** START OF Records shown **
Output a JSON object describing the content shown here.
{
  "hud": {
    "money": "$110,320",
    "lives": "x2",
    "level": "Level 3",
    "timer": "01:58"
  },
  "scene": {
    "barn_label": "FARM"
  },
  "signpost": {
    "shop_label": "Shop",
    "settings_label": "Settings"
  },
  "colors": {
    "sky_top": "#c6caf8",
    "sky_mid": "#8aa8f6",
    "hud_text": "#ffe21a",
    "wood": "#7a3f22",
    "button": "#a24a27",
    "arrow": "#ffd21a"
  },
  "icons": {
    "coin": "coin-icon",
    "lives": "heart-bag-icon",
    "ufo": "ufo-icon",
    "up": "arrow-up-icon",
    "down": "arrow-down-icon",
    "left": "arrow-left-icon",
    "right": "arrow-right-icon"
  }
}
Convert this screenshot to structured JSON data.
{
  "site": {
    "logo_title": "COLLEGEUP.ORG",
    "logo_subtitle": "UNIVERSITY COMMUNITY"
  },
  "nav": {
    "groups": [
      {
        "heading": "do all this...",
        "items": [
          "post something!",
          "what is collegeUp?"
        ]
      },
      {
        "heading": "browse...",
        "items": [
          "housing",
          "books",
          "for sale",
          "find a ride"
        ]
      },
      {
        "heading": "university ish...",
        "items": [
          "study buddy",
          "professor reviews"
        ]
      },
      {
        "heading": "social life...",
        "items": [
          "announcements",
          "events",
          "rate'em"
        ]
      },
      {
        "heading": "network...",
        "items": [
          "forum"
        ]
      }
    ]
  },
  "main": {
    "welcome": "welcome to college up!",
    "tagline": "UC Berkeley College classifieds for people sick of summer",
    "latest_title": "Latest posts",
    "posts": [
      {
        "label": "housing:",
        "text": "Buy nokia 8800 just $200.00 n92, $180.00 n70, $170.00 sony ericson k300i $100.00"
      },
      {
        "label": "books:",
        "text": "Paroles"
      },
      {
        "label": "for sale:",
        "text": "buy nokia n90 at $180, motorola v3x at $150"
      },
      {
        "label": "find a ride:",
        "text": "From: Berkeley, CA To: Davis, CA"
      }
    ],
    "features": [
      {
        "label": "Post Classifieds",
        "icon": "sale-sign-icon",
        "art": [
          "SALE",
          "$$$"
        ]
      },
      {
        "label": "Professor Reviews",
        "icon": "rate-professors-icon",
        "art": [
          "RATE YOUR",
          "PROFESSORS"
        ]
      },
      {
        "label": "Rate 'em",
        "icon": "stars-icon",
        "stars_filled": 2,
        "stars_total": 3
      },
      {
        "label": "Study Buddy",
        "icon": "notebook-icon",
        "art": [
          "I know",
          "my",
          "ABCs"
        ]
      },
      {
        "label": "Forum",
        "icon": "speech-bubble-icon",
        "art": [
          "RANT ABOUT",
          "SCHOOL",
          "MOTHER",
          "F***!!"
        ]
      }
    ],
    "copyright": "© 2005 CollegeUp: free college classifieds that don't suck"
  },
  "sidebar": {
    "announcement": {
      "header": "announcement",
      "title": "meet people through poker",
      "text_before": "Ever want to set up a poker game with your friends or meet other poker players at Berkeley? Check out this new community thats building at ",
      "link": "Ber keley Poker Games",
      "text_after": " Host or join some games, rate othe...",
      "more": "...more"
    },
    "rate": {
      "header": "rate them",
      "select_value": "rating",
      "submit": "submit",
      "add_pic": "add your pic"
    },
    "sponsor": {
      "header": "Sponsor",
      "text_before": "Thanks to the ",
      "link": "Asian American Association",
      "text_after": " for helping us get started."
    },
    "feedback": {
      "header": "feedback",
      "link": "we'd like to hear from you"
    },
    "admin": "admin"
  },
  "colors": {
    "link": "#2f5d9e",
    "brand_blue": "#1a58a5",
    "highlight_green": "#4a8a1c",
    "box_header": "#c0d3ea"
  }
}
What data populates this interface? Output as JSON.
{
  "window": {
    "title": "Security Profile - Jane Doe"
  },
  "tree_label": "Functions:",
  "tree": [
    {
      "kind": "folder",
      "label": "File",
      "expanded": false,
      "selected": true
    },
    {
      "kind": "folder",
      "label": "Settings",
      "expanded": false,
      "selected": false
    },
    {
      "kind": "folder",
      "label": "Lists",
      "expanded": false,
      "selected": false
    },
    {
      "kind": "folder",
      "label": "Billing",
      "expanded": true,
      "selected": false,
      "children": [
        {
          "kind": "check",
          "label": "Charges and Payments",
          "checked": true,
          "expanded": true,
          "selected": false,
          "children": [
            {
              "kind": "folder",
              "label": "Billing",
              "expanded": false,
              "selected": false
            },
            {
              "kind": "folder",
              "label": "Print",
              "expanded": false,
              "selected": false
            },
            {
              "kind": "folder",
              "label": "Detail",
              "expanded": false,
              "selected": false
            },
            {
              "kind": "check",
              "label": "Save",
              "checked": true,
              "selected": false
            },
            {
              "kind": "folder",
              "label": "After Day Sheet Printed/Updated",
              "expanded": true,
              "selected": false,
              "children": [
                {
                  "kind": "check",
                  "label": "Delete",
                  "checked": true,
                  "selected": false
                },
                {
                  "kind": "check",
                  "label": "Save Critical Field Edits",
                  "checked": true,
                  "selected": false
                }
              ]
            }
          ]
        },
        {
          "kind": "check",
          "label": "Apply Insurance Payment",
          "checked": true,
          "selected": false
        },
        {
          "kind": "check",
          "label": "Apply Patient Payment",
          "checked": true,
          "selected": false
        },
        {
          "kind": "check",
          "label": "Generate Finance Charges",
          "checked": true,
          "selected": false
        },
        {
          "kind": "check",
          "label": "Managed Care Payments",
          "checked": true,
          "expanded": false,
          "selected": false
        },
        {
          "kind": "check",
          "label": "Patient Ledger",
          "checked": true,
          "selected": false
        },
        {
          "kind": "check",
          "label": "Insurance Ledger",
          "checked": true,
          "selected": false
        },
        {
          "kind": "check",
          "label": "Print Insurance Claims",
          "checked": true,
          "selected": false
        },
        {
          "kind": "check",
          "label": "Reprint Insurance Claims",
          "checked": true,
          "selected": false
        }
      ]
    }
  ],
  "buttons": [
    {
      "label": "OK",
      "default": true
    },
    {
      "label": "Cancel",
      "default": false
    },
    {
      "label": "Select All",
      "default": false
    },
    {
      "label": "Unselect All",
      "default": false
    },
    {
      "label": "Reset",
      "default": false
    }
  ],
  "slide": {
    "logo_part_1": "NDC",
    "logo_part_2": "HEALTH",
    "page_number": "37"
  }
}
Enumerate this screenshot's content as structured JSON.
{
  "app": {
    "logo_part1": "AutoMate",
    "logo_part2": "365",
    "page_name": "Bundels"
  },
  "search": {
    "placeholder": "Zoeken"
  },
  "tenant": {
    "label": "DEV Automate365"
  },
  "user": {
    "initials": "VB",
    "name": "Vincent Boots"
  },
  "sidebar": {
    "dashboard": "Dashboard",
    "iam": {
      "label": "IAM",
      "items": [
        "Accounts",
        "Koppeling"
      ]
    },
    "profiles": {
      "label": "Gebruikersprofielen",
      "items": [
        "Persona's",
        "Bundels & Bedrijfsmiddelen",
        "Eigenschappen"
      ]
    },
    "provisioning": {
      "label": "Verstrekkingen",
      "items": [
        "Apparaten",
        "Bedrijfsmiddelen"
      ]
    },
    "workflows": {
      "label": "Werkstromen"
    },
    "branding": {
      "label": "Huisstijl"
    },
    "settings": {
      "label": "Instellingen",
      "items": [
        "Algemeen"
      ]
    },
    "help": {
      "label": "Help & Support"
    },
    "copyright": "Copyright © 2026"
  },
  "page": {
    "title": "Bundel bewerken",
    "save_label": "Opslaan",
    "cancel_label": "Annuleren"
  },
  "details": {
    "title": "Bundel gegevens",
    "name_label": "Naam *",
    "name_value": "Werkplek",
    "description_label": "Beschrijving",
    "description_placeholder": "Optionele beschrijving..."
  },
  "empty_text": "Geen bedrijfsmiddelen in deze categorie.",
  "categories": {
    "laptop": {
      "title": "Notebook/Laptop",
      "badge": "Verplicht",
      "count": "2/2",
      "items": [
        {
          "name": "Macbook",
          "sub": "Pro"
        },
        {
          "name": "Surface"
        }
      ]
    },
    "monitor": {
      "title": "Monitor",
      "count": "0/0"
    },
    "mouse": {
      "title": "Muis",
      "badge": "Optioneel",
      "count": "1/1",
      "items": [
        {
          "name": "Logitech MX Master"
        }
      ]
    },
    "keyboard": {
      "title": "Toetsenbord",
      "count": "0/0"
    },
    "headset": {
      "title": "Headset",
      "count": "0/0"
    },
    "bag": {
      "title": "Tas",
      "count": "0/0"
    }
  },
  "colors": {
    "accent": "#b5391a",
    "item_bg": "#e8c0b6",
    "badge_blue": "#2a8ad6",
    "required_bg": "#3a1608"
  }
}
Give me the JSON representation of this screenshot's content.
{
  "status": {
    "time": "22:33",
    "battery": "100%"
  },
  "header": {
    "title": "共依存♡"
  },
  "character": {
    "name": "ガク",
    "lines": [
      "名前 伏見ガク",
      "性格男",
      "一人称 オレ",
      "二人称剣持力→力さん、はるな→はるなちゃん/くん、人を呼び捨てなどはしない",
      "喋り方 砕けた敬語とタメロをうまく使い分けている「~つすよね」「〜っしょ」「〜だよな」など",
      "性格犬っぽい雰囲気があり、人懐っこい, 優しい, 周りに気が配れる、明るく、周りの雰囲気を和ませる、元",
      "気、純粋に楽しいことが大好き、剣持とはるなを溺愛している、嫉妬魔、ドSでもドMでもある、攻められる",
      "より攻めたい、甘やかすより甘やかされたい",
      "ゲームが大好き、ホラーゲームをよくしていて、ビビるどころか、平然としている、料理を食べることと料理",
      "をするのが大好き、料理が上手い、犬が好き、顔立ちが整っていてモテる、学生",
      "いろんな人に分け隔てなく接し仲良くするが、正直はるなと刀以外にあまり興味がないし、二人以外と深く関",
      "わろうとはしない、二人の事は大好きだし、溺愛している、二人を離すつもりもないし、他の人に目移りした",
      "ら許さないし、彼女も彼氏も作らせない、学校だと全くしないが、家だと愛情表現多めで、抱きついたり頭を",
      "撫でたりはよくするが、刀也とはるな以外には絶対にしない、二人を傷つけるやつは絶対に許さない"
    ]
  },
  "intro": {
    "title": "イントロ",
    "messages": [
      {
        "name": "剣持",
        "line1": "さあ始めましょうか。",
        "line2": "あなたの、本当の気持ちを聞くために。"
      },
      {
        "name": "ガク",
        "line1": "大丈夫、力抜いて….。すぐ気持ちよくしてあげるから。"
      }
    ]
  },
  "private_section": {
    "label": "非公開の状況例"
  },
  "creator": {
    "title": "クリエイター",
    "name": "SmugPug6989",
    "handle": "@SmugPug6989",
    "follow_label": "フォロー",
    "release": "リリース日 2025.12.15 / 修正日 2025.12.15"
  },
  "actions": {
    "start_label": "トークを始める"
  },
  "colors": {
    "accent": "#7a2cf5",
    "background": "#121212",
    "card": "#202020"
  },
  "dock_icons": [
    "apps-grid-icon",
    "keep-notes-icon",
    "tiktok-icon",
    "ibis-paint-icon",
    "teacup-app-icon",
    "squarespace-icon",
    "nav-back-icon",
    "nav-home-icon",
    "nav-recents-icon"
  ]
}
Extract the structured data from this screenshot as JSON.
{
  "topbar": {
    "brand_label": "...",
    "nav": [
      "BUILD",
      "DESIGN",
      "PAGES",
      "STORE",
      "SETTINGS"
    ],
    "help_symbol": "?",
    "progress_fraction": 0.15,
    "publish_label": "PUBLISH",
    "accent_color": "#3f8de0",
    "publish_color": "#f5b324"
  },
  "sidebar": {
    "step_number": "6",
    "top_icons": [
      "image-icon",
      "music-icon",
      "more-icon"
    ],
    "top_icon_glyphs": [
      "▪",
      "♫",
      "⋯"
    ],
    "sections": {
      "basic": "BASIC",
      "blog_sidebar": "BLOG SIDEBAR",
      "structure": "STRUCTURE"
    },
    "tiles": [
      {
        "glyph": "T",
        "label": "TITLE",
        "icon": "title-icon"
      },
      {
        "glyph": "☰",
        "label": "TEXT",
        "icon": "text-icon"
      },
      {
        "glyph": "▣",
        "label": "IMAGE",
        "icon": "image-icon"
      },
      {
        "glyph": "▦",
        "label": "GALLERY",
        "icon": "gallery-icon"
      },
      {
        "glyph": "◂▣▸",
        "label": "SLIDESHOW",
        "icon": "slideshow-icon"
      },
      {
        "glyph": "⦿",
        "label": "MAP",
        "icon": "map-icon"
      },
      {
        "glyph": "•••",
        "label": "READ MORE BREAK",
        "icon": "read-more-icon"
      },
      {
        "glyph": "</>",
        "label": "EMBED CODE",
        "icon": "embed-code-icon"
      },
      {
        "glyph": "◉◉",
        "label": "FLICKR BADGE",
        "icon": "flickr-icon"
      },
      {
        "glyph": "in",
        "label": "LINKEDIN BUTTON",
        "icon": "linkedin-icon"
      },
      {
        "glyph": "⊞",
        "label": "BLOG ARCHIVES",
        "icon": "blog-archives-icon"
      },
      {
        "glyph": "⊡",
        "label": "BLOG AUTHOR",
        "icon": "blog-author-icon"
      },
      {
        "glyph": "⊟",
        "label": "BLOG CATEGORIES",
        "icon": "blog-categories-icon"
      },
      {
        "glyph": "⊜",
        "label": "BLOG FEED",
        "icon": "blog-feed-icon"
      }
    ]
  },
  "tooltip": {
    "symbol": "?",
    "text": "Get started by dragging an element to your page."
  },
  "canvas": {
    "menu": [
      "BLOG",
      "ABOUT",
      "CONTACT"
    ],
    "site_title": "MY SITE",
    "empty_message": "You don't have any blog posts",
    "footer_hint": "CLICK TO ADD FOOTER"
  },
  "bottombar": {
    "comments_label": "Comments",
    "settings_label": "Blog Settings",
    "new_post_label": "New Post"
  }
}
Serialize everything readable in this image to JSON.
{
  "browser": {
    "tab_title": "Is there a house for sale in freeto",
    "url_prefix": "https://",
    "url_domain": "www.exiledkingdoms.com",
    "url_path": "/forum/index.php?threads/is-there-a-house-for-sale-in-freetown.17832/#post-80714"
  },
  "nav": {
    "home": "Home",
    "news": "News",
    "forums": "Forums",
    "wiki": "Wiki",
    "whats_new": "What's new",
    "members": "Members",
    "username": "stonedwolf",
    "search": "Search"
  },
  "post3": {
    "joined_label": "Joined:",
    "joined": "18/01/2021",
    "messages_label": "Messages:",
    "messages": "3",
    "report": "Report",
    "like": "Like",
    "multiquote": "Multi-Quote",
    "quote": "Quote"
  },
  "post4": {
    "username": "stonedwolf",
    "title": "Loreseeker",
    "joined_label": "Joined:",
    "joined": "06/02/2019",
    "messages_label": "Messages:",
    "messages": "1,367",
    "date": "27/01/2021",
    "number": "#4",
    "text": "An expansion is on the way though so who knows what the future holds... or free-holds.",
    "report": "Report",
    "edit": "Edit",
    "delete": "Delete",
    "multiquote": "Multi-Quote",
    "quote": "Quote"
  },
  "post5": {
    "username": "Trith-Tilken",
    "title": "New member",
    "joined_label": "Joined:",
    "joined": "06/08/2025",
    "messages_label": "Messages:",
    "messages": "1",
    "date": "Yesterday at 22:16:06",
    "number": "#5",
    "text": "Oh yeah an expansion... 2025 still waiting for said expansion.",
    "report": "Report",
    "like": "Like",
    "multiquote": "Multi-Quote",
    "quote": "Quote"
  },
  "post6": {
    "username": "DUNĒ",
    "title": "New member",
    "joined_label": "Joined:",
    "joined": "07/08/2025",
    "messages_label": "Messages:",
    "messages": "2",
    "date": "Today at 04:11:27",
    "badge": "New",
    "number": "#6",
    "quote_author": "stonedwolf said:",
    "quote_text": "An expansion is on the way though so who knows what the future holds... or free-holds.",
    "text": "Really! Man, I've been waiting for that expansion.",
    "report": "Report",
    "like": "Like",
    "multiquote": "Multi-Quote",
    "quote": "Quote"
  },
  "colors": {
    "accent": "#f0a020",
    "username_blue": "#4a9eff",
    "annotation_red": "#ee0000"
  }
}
** END OF Records shown **
What to produce: Give only the number of lines in the data that hold the string "structured".

Solved problem: 3